* [EXERCISE REQUIREMENTS] Copy out each line of the listing that has the word "name" in it.

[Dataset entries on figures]
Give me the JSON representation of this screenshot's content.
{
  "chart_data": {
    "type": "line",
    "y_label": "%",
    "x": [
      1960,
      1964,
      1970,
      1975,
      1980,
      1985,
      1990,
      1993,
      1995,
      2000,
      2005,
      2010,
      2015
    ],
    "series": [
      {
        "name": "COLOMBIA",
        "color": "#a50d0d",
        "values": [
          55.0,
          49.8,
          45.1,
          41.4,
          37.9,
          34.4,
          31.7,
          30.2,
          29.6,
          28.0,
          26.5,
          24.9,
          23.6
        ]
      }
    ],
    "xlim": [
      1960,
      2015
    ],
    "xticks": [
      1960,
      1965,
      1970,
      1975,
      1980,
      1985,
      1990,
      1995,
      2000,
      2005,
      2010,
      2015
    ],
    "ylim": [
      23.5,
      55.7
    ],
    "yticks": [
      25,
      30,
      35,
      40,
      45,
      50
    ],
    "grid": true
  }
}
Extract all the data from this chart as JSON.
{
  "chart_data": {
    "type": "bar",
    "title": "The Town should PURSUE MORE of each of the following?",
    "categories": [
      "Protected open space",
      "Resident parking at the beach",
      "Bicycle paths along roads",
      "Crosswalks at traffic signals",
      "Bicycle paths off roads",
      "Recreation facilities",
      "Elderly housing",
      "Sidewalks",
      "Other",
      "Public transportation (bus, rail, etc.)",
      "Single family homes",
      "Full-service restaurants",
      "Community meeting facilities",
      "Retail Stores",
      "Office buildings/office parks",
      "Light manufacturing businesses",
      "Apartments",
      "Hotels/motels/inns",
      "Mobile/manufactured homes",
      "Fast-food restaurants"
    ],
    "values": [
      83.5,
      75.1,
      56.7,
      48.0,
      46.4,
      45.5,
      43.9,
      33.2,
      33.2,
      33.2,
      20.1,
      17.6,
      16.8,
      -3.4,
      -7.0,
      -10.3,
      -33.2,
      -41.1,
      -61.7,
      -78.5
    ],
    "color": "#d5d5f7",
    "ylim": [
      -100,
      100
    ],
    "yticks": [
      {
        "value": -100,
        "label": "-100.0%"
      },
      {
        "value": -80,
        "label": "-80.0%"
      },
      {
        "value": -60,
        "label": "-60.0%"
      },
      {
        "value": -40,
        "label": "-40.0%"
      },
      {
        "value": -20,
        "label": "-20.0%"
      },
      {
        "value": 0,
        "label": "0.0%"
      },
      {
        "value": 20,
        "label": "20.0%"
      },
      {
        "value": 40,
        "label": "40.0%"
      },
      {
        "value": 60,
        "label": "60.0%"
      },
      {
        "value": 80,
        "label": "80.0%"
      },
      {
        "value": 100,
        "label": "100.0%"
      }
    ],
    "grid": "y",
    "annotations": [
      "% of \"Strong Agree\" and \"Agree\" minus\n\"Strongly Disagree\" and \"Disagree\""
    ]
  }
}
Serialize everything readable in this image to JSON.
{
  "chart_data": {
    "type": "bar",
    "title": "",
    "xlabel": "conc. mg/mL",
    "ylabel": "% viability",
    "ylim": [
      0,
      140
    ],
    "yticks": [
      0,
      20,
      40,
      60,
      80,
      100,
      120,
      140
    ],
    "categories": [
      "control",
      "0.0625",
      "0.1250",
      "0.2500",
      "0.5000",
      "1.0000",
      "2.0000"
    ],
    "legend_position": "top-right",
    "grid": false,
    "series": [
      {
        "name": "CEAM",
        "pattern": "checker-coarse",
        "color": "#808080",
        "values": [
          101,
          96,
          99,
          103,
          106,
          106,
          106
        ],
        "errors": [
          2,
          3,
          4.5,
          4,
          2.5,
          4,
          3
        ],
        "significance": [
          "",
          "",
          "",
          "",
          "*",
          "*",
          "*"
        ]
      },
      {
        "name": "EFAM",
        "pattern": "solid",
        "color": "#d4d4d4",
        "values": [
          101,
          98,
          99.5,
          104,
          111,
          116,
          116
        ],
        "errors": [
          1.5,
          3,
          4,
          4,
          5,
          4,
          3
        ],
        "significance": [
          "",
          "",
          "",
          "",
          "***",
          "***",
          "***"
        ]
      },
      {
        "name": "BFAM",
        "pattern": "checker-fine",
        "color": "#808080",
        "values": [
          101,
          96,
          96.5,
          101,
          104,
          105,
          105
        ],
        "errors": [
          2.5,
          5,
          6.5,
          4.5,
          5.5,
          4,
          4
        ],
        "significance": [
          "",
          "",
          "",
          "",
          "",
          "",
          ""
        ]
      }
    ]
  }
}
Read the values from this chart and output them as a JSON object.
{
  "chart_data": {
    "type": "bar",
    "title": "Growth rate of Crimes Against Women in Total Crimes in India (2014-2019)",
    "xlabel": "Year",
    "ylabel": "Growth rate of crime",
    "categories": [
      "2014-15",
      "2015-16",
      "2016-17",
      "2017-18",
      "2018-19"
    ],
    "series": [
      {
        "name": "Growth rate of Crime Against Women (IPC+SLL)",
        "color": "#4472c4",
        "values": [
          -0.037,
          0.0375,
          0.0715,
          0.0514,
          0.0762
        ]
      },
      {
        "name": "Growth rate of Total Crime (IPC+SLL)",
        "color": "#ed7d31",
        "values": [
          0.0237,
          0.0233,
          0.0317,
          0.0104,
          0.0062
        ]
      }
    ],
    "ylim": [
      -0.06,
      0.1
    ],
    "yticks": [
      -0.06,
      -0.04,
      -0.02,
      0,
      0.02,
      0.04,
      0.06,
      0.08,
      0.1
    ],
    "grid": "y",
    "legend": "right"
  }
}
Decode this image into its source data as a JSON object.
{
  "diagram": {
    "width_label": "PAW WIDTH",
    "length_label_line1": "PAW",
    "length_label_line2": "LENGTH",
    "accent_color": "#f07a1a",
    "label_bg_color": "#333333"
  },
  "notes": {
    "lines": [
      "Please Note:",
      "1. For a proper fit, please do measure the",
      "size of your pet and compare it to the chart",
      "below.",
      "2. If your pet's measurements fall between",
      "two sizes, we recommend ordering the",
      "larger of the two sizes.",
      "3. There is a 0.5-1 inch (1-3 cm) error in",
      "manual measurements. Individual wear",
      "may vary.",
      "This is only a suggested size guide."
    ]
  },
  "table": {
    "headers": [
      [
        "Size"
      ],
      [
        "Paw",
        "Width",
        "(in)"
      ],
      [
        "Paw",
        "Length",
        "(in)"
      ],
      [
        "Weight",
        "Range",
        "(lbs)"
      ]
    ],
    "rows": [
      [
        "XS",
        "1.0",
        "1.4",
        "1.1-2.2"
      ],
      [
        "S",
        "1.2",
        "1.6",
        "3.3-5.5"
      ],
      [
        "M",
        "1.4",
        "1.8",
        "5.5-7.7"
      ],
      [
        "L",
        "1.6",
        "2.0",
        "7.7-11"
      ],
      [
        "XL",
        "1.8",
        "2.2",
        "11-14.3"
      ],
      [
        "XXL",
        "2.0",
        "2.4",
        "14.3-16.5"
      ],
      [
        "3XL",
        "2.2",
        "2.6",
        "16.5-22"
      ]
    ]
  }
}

* [THE OUTPUT]
        "name": "COLOMBIA",
        "name": "CEAM",
        "name": "EFAM",
        "name": "BFAM",
        "name": "Growth rate of Crime Against Women (IPC+SLL)",
        "name": "Growth rate of Total Crime (IPC+SLL)",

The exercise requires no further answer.